[A run of records]
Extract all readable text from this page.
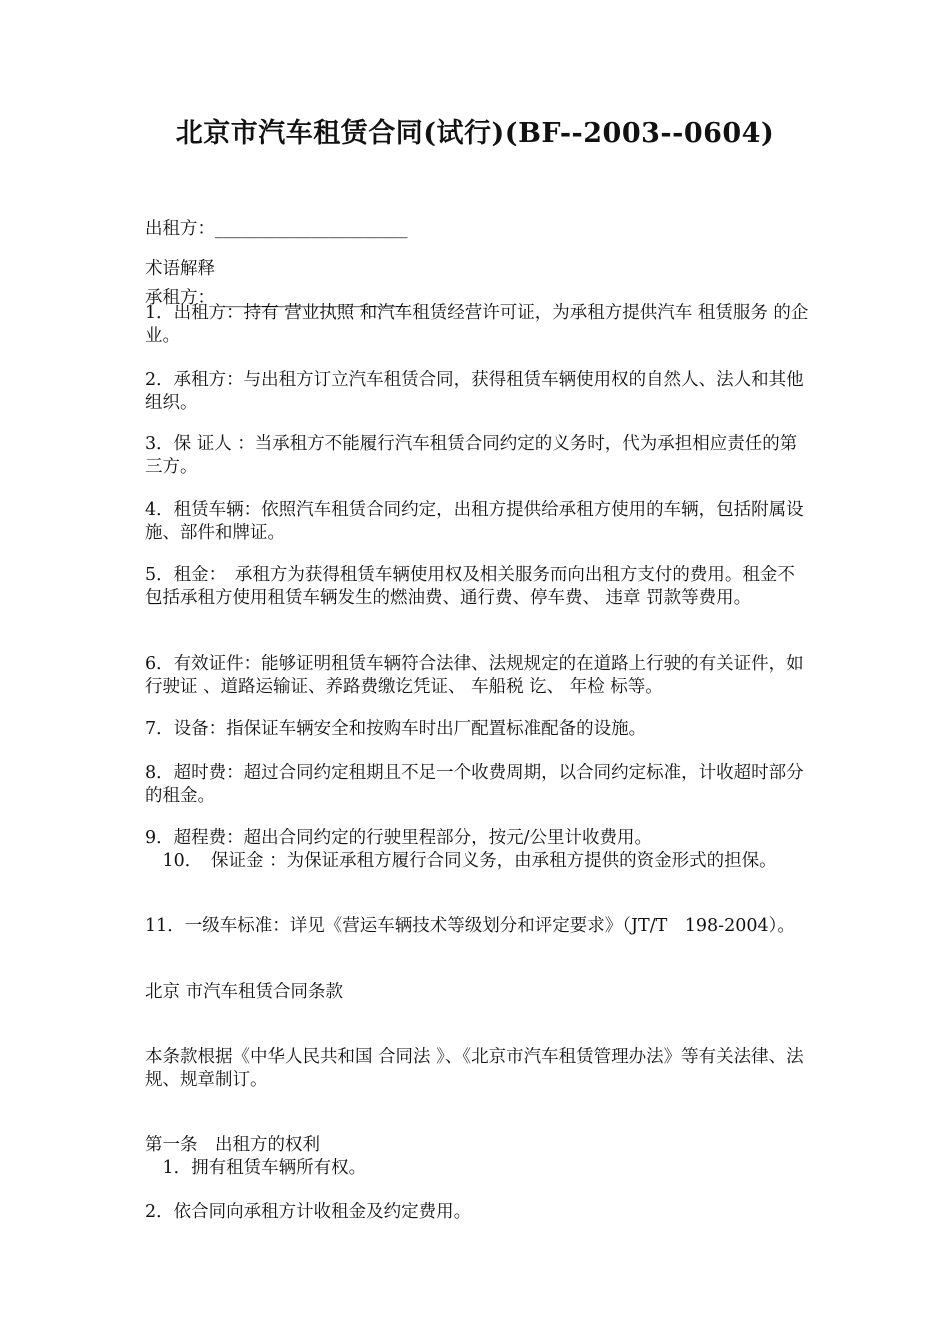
北京市汽车租赁合同(试行)(BF--2003--0604)

出租方：______________________

承租方：______________________

术语解释
1．出租方：持有 营业执照 和汽车租赁经营许可证，为承租方提供汽车 租赁服务 的企业。
2．承租方：与出租方订立汽车租赁合同，获得租赁车辆使用权的自然人、法人和其他组织。
3．保 证人 ：当承租方不能履行汽车租赁合同约定的义务时，代为承担相应责任的第三方。
4．租赁车辆：依照汽车租赁合同约定，出租方提供给承租方使用的车辆，包括附属设施、部件和牌证。
5．租金：　承租方为获得租赁车辆使用权及相关服务而向出租方支付的费用。租金不包括承租方使用租赁车辆发生的燃油费、通行费、停车费、 违章 罚款等费用。
6．有效证件：能够证明租赁车辆符合法律、法规规定的在道路上行驶的有关证件，如 行驶证 、道路运输证、养路费缴讫凭证、 车船税 讫、 年检 标等。
7．设备：指保证车辆安全和按购车时出厂配置标准配备的设施。
8．超时费：超过合同约定租期且不足一个收费周期，以合同约定标准，计收超时部分的租金。
9．超程费：超出合同约定的行驶里程部分，按元/公里计收费用。
　10．　保证金 ：为保证承租方履行合同义务，由承租方提供的资金形式的担保。
11．一级车标准：详见《营运车辆技术等级划分和评定要求》（JT/T　198-2004）。
北京 市汽车租赁合同条款
本条款根据《中华人民共和国 合同法 》、《北京市汽车租赁管理办法》等有关法律、法规、规章制订。
第一条　出租方的权利
　1．拥有租赁车辆所有权。
2．依合同向承租方计收租金及约定费用。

§ **Problem description**
Except for the pictures, reproduce every line exactly.

§ **Complete response**
Extract all readable text from this page.
北京市汽车租赁合同(试行)(BF--2003--0604)

出租方：______________________

承租方：______________________

术语解释
1．出租方：持有 营业执照 和汽车租赁经营许可证，为承租方提供汽车 租赁服务 的企业。
2．承租方：与出租方订立汽车租赁合同，获得租赁车辆使用权的自然人、法人和其他组织。
3．保 证人 ：当承租方不能履行汽车租赁合同约定的义务时，代为承担相应责任的第三方。
4．租赁车辆：依照汽车租赁合同约定，出租方提供给承租方使用的车辆，包括附属设施、部件和牌证。
5．租金：　承租方为获得租赁车辆使用权及相关服务而向出租方支付的费用。租金不包括承租方使用租赁车辆发生的燃油费、通行费、停车费、 违章 罚款等费用。
6．有效证件：能够证明租赁车辆符合法律、法规规定的在道路上行驶的有关证件，如 行驶证 、道路运输证、养路费缴讫凭证、 车船税 讫、 年检 标等。
7．设备：指保证车辆安全和按购车时出厂配置标准配备的设施。
8．超时费：超过合同约定租期且不足一个收费周期，以合同约定标准，计收超时部分的租金。
9．超程费：超出合同约定的行驶里程部分，按元/公里计收费用。
　10．　保证金 ：为保证承租方履行合同义务，由承租方提供的资金形式的担保。
11．一级车标准：详见《营运车辆技术等级划分和评定要求》（JT/T　198-2004）。
北京 市汽车租赁合同条款
本条款根据《中华人民共和国 合同法 》、《北京市汽车租赁管理办法》等有关法律、法规、规章制订。
第一条　出租方的权利
　1．拥有租赁车辆所有权。
2．依合同向承租方计收租金及约定费用。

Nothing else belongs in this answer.